> _CHALLENGE_
Repeat each entry exactly and drop the pictures.

> _DATASET RECORDS_
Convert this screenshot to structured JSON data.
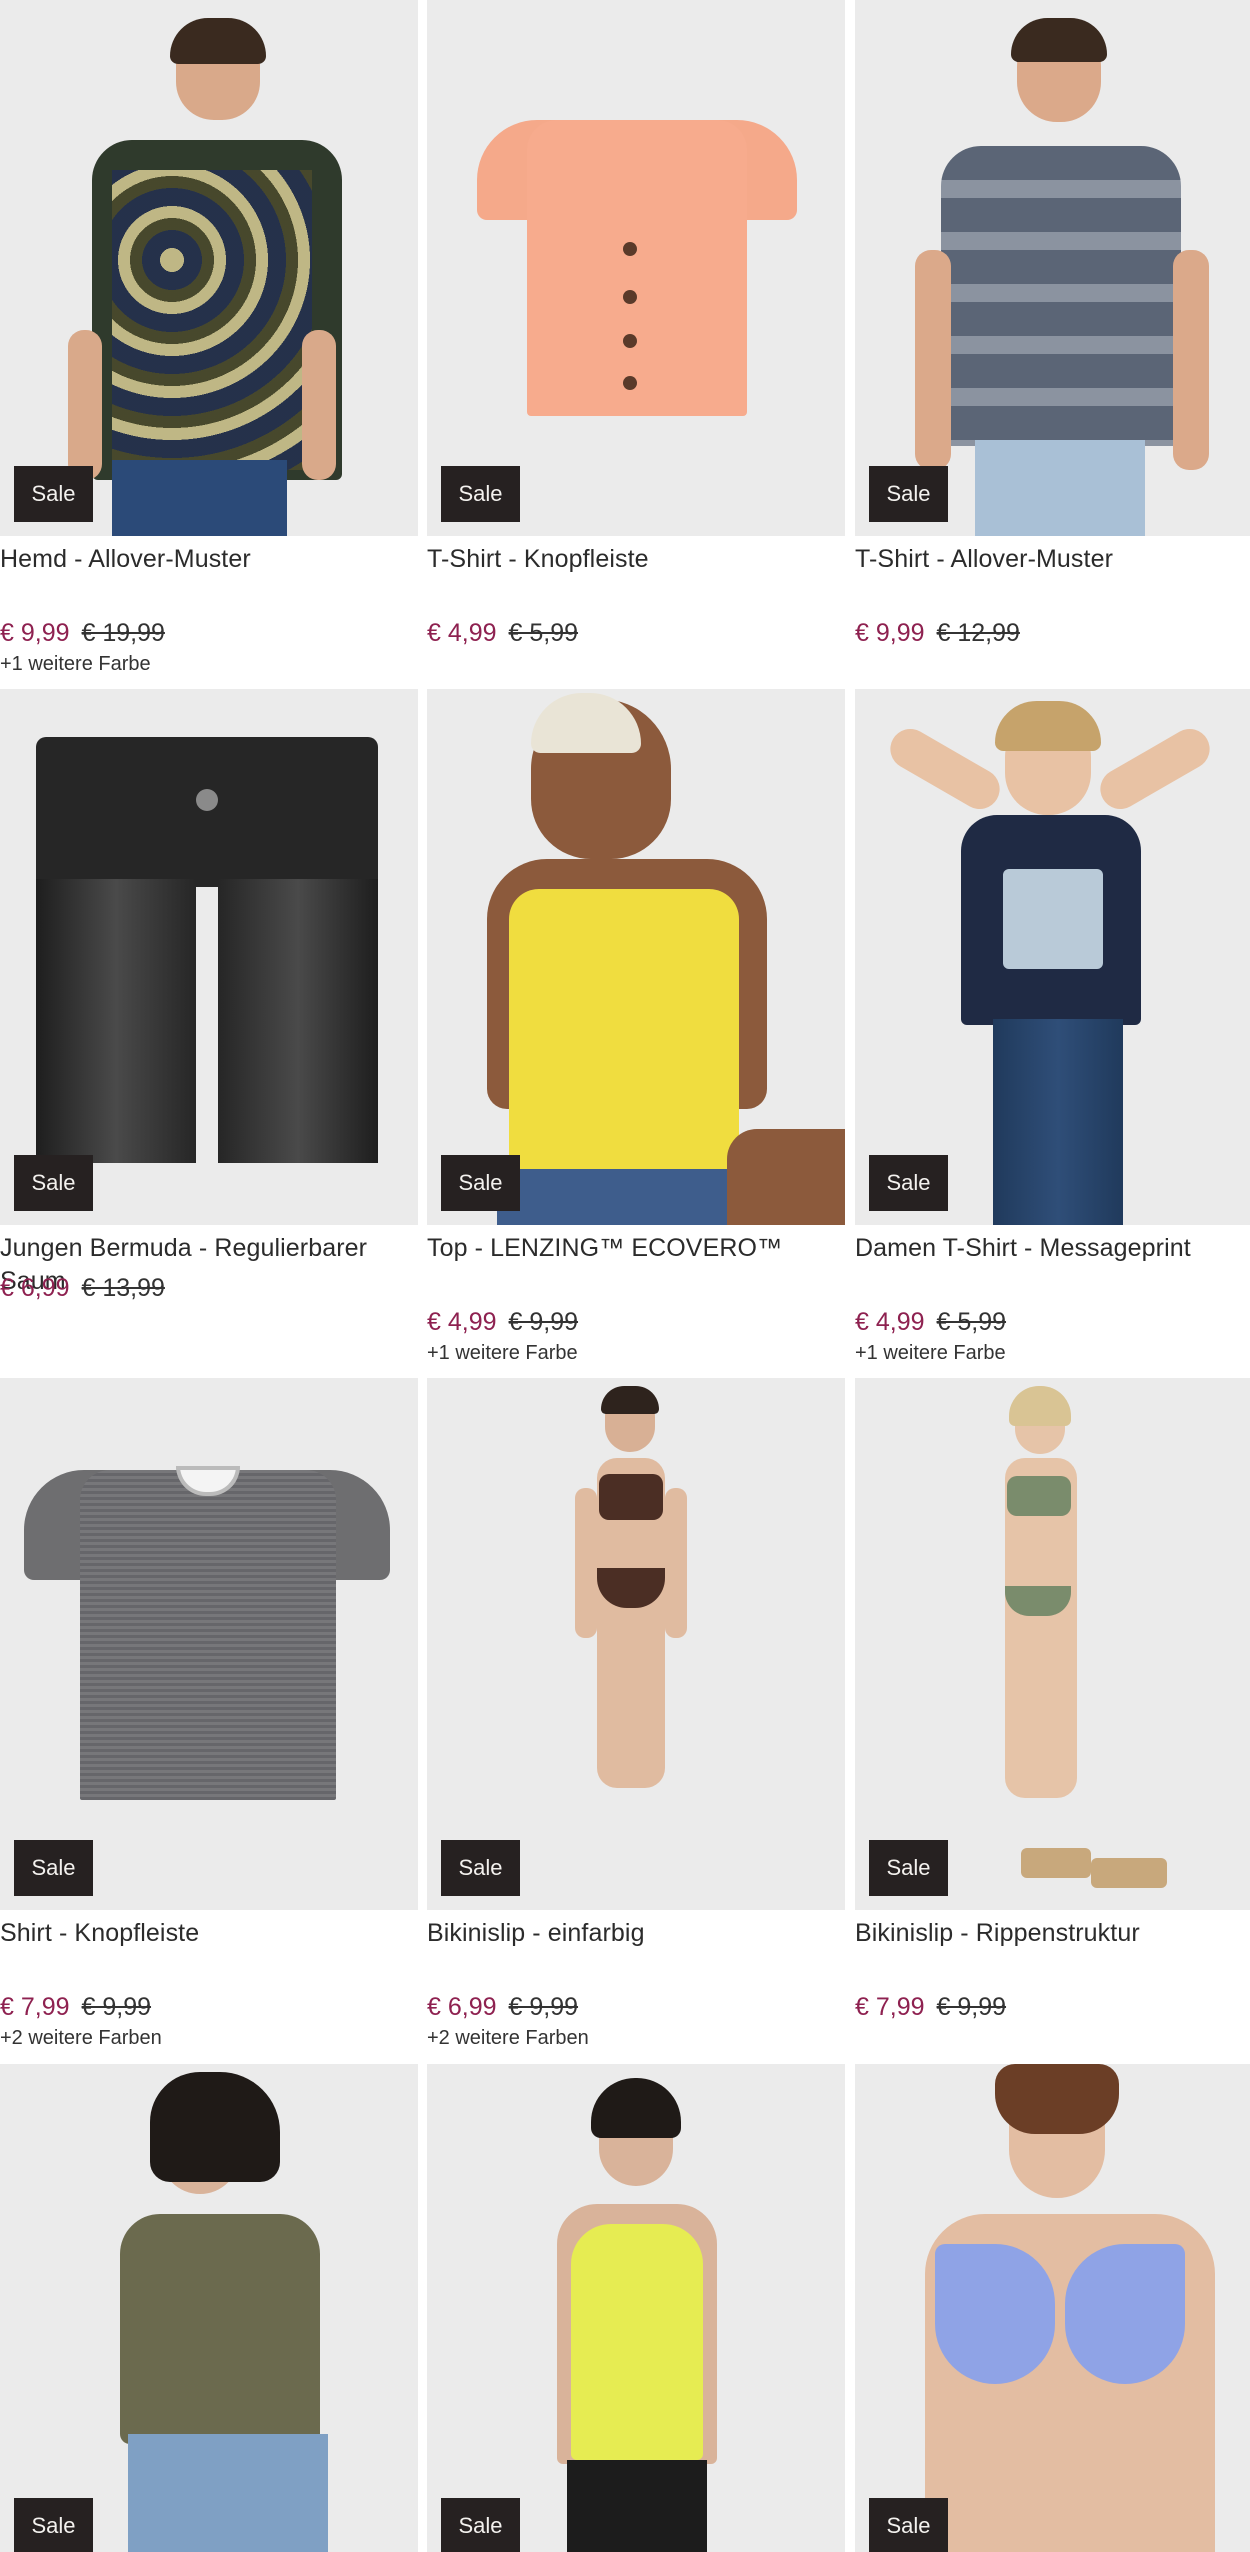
{
  "badge": "Sale",
  "products": [
    {
      "title": "Hemd - Allover-Muster",
      "price": "€ 9,99",
      "old_price": "€ 19,99",
      "colors": "+1 weitere Farbe"
    },
    {
      "title": "T-Shirt - Knopfleiste",
      "price": "€ 4,99",
      "old_price": "€ 5,99",
      "colors": ""
    },
    {
      "title": "T-Shirt - Allover-Muster",
      "price": "€ 9,99",
      "old_price": "€ 12,99",
      "colors": ""
    },
    {
      "title": "Jungen Bermuda - Regulierbarer Saum",
      "price": "€ 6,99",
      "old_price": "€ 13,99",
      "colors": ""
    },
    {
      "title": "Top - LENZING™ ECOVERO™",
      "price": "€ 4,99",
      "old_price": "€ 9,99",
      "colors": "+1 weitere Farbe"
    },
    {
      "title": "Damen T-Shirt - Messageprint",
      "price": "€ 4,99",
      "old_price": "€ 5,99",
      "colors": "+1 weitere Farbe"
    },
    {
      "title": "Shirt - Knopfleiste",
      "price": "€ 7,99",
      "old_price": "€ 9,99",
      "colors": "+2 weitere Farben"
    },
    {
      "title": "Bikinislip - einfarbig",
      "price": "€ 6,99",
      "old_price": "€ 9,99",
      "colors": "+2 weitere Farben"
    },
    {
      "title": "Bikinislip - Rippenstruktur",
      "price": "€ 7,99",
      "old_price": "€ 9,99",
      "colors": ""
    },
    {
      "title": "",
      "price": "",
      "old_price": "",
      "colors": ""
    },
    {
      "title": "",
      "price": "",
      "old_price": "",
      "colors": ""
    },
    {
      "title": "",
      "price": "",
      "old_price": "",
      "colors": ""
    }
  ],
  "colors": {
    "price": "#8e2150",
    "badge_bg": "#262121",
    "badge_text": "#f3f1ee"
  }
}
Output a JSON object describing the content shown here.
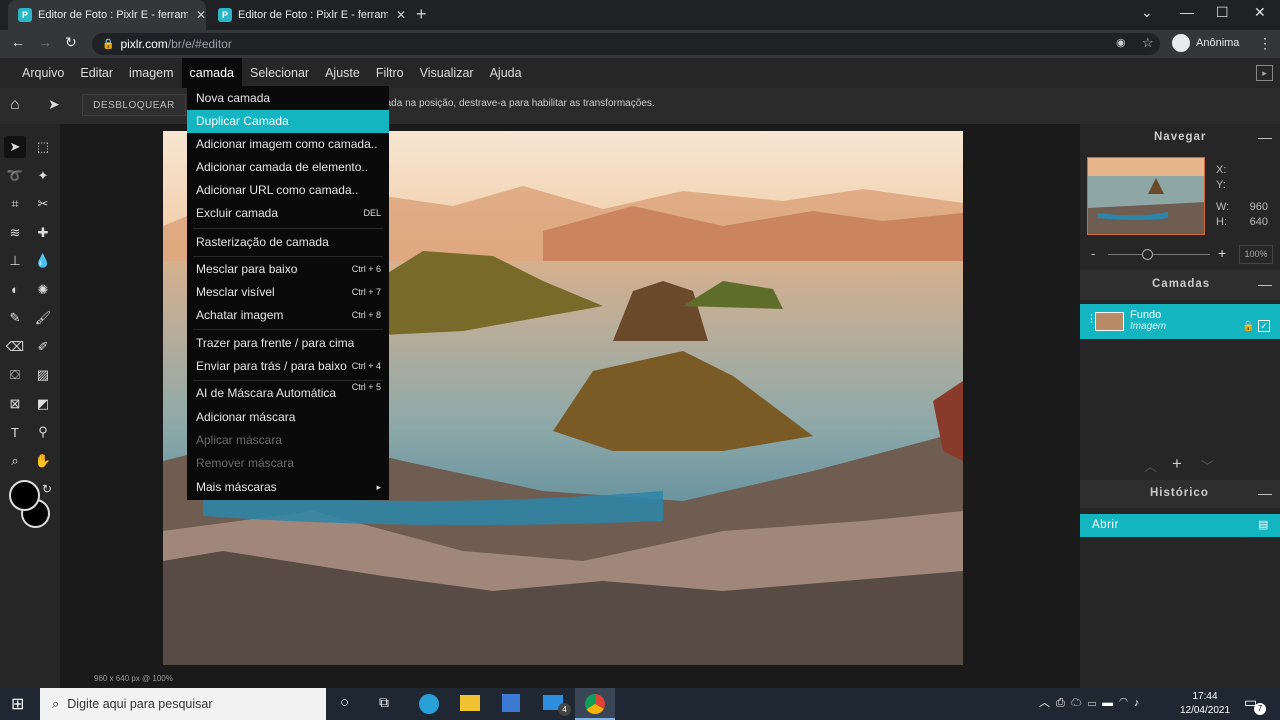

> _OUTPUT OF THE EXERCISE_
Convert this screenshot to structured JSON data.
{
  "badge": "Sale",
  "products": [
    {
      "title": "Hemd - Allover-Muster",
      "price": "€ 9,99",
      "old_price": "€ 19,99",
      "colors": "+1 weitere Farbe"
    },
    {
      "title": "T-Shirt - Knopfleiste",
      "price": "€ 4,99",
      "old_price": "€ 5,99",
      "colors": ""
    },
    {
      "title": "T-Shirt - Allover-Muster",
      "price": "€ 9,99",
      "old_price": "€ 12,99",
      "colors": ""
    },
    {
      "title": "Jungen Bermuda - Regulierbarer Saum",
      "price": "€ 6,99",
      "old_price": "€ 13,99",
      "colors": ""
    },
    {
      "title": "Top - LENZING™ ECOVERO™",
      "price": "€ 4,99",
      "old_price": "€ 9,99",
      "colors": "+1 weitere Farbe"
    },
    {
      "title": "Damen T-Shirt - Messageprint",
      "price": "€ 4,99",
      "old_price": "€ 5,99",
      "colors": "+1 weitere Farbe"
    },
    {
      "title": "Shirt - Knopfleiste",
      "price": "€ 7,99",
      "old_price": "€ 9,99",
      "colors": "+2 weitere Farben"
    },
    {
      "title": "Bikinislip - einfarbig",
      "price": "€ 6,99",
      "old_price": "€ 9,99",
      "colors": "+2 weitere Farben"
    },
    {
      "title": "Bikinislip - Rippenstruktur",
      "price": "€ 7,99",
      "old_price": "€ 9,99",
      "colors": ""
    },
    {
      "title": "",
      "price": "",
      "old_price": "",
      "colors": ""
    },
    {
      "title": "",
      "price": "",
      "old_price": "",
      "colors": ""
    },
    {
      "title": "",
      "price": "",
      "old_price": "",
      "colors": ""
    }
  ],
  "colors": {
    "price": "#8e2150",
    "badge_bg": "#262121",
    "badge_text": "#f3f1ee"
  }
}
Output a JSON object describing the content shown here.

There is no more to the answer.